── Extracted data ──
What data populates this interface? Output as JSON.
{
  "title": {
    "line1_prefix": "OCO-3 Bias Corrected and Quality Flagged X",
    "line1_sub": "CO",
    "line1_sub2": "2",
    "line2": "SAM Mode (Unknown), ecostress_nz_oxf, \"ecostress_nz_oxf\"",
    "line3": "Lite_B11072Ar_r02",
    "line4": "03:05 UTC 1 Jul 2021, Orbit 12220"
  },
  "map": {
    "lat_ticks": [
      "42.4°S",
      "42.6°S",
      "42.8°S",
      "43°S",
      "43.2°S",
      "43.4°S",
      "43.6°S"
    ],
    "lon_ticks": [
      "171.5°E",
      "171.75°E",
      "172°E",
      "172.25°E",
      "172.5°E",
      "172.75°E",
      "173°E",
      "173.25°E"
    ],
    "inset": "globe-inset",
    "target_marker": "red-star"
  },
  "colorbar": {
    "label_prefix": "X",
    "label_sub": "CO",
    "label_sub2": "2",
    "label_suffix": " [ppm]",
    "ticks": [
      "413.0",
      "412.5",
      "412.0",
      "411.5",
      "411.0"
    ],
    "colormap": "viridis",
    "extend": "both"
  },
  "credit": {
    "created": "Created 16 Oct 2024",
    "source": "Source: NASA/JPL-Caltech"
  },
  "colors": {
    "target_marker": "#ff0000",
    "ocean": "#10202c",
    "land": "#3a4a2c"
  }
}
───
▶ Goal of the exercise:
Quote the material exactly, leaving nothing out.

▶ Output of the exercise:
What data populates this interface? Output as JSON.
{
  "title": {
    "line1_prefix": "OCO-3 Bias Corrected and Quality Flagged X",
    "line1_sub": "CO",
    "line1_sub2": "2",
    "line2": "SAM Mode (Unknown), ecostress_nz_oxf, \"ecostress_nz_oxf\"",
    "line3": "Lite_B11072Ar_r02",
    "line4": "03:05 UTC 1 Jul 2021, Orbit 12220"
  },
  "map": {
    "lat_ticks": [
      "42.4°S",
      "42.6°S",
      "42.8°S",
      "43°S",
      "43.2°S",
      "43.4°S",
      "43.6°S"
    ],
    "lon_ticks": [
      "171.5°E",
      "171.75°E",
      "172°E",
      "172.25°E",
      "172.5°E",
      "172.75°E",
      "173°E",
      "173.25°E"
    ],
    "inset": "globe-inset",
    "target_marker": "red-star"
  },
  "colorbar": {
    "label_prefix": "X",
    "label_sub": "CO",
    "label_sub2": "2",
    "label_suffix": " [ppm]",
    "ticks": [
      "413.0",
      "412.5",
      "412.0",
      "411.5",
      "411.0"
    ],
    "colormap": "viridis",
    "extend": "both"
  },
  "credit": {
    "created": "Created 16 Oct 2024",
    "source": "Source: NASA/JPL-Caltech"
  },
  "colors": {
    "target_marker": "#ff0000",
    "ocean": "#10202c",
    "land": "#3a4a2c"
  }
}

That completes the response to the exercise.